─── RECORDS PROVIDED ───
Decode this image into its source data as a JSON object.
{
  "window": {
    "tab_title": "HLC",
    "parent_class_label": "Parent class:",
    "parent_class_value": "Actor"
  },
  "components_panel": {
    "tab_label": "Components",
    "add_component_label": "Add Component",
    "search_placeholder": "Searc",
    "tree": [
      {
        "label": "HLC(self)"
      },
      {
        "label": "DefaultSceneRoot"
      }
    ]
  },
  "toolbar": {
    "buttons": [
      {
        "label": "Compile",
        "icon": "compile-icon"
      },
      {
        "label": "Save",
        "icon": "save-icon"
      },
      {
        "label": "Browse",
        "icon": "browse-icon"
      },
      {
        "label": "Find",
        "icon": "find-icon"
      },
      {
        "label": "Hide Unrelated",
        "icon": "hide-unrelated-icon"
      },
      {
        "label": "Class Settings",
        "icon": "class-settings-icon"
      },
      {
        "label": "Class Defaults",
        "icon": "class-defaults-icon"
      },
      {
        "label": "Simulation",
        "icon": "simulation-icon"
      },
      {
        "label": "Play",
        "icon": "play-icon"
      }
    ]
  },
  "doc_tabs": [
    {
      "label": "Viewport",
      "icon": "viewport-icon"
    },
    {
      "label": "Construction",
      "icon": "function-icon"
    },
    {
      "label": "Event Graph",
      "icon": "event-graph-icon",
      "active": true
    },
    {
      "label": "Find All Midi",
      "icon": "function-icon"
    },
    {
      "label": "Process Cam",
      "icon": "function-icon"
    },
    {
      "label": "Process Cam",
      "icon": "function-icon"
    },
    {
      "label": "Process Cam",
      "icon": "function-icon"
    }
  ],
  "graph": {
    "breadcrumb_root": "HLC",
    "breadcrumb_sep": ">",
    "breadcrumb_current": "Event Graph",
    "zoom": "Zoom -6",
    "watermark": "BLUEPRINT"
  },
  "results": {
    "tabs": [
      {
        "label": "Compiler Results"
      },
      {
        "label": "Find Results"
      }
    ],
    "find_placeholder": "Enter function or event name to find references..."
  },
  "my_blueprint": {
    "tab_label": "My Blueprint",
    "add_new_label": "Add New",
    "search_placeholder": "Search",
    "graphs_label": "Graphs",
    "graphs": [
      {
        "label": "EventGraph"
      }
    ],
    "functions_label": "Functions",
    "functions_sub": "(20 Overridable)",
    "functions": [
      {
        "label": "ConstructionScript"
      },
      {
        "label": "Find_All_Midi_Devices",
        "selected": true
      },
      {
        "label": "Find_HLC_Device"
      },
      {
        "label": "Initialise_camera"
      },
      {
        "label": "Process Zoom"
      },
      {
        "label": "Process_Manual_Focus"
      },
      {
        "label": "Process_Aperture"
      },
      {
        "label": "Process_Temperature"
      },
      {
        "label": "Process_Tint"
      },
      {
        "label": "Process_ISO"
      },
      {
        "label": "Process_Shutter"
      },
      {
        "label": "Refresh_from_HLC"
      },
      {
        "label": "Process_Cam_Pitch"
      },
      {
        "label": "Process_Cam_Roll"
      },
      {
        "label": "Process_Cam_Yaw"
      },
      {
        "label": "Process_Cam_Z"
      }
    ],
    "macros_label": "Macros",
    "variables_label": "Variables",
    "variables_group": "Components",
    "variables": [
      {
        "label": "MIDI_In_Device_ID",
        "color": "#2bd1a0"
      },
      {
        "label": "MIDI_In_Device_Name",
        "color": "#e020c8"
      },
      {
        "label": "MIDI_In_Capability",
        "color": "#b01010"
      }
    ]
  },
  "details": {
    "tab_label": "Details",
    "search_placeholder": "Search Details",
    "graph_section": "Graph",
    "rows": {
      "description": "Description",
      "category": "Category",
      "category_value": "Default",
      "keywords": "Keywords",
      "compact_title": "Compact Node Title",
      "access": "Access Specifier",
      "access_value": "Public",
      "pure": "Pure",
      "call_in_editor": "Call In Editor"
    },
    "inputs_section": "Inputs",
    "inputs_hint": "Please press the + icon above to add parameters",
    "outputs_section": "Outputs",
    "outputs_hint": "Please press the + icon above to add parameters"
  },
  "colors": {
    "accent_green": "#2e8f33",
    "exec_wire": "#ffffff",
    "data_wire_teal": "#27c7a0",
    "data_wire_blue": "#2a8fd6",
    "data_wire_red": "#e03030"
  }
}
───
The records above must be repeated exactly, every one of them.

*EXERCISE ANSWER*
Decode this image into its source data as a JSON object.
{
  "window": {
    "tab_title": "HLC",
    "parent_class_label": "Parent class:",
    "parent_class_value": "Actor"
  },
  "components_panel": {
    "tab_label": "Components",
    "add_component_label": "Add Component",
    "search_placeholder": "Searc",
    "tree": [
      {
        "label": "HLC(self)"
      },
      {
        "label": "DefaultSceneRoot"
      }
    ]
  },
  "toolbar": {
    "buttons": [
      {
        "label": "Compile",
        "icon": "compile-icon"
      },
      {
        "label": "Save",
        "icon": "save-icon"
      },
      {
        "label": "Browse",
        "icon": "browse-icon"
      },
      {
        "label": "Find",
        "icon": "find-icon"
      },
      {
        "label": "Hide Unrelated",
        "icon": "hide-unrelated-icon"
      },
      {
        "label": "Class Settings",
        "icon": "class-settings-icon"
      },
      {
        "label": "Class Defaults",
        "icon": "class-defaults-icon"
      },
      {
        "label": "Simulation",
        "icon": "simulation-icon"
      },
      {
        "label": "Play",
        "icon": "play-icon"
      }
    ]
  },
  "doc_tabs": [
    {
      "label": "Viewport",
      "icon": "viewport-icon"
    },
    {
      "label": "Construction",
      "icon": "function-icon"
    },
    {
      "label": "Event Graph",
      "icon": "event-graph-icon",
      "active": true
    },
    {
      "label": "Find All Midi",
      "icon": "function-icon"
    },
    {
      "label": "Process Cam",
      "icon": "function-icon"
    },
    {
      "label": "Process Cam",
      "icon": "function-icon"
    },
    {
      "label": "Process Cam",
      "icon": "function-icon"
    }
  ],
  "graph": {
    "breadcrumb_root": "HLC",
    "breadcrumb_sep": ">",
    "breadcrumb_current": "Event Graph",
    "zoom": "Zoom -6",
    "watermark": "BLUEPRINT"
  },
  "results": {
    "tabs": [
      {
        "label": "Compiler Results"
      },
      {
        "label": "Find Results"
      }
    ],
    "find_placeholder": "Enter function or event name to find references..."
  },
  "my_blueprint": {
    "tab_label": "My Blueprint",
    "add_new_label": "Add New",
    "search_placeholder": "Search",
    "graphs_label": "Graphs",
    "graphs": [
      {
        "label": "EventGraph"
      }
    ],
    "functions_label": "Functions",
    "functions_sub": "(20 Overridable)",
    "functions": [
      {
        "label": "ConstructionScript"
      },
      {
        "label": "Find_All_Midi_Devices",
        "selected": true
      },
      {
        "label": "Find_HLC_Device"
      },
      {
        "label": "Initialise_camera"
      },
      {
        "label": "Process Zoom"
      },
      {
        "label": "Process_Manual_Focus"
      },
      {
        "label": "Process_Aperture"
      },
      {
        "label": "Process_Temperature"
      },
      {
        "label": "Process_Tint"
      },
      {
        "label": "Process_ISO"
      },
      {
        "label": "Process_Shutter"
      },
      {
        "label": "Refresh_from_HLC"
      },
      {
        "label": "Process_Cam_Pitch"
      },
      {
        "label": "Process_Cam_Roll"
      },
      {
        "label": "Process_Cam_Yaw"
      },
      {
        "label": "Process_Cam_Z"
      }
    ],
    "macros_label": "Macros",
    "variables_label": "Variables",
    "variables_group": "Components",
    "variables": [
      {
        "label": "MIDI_In_Device_ID",
        "color": "#2bd1a0"
      },
      {
        "label": "MIDI_In_Device_Name",
        "color": "#e020c8"
      },
      {
        "label": "MIDI_In_Capability",
        "color": "#b01010"
      }
    ]
  },
  "details": {
    "tab_label": "Details",
    "search_placeholder": "Search Details",
    "graph_section": "Graph",
    "rows": {
      "description": "Description",
      "category": "Category",
      "category_value": "Default",
      "keywords": "Keywords",
      "compact_title": "Compact Node Title",
      "access": "Access Specifier",
      "access_value": "Public",
      "pure": "Pure",
      "call_in_editor": "Call In Editor"
    },
    "inputs_section": "Inputs",
    "inputs_hint": "Please press the + icon above to add parameters",
    "outputs_section": "Outputs",
    "outputs_hint": "Please press the + icon above to add parameters"
  },
  "colors": {
    "accent_green": "#2e8f33",
    "exec_wire": "#ffffff",
    "data_wire_teal": "#27c7a0",
    "data_wire_blue": "#2a8fd6",
    "data_wire_red": "#e03030"
  }
}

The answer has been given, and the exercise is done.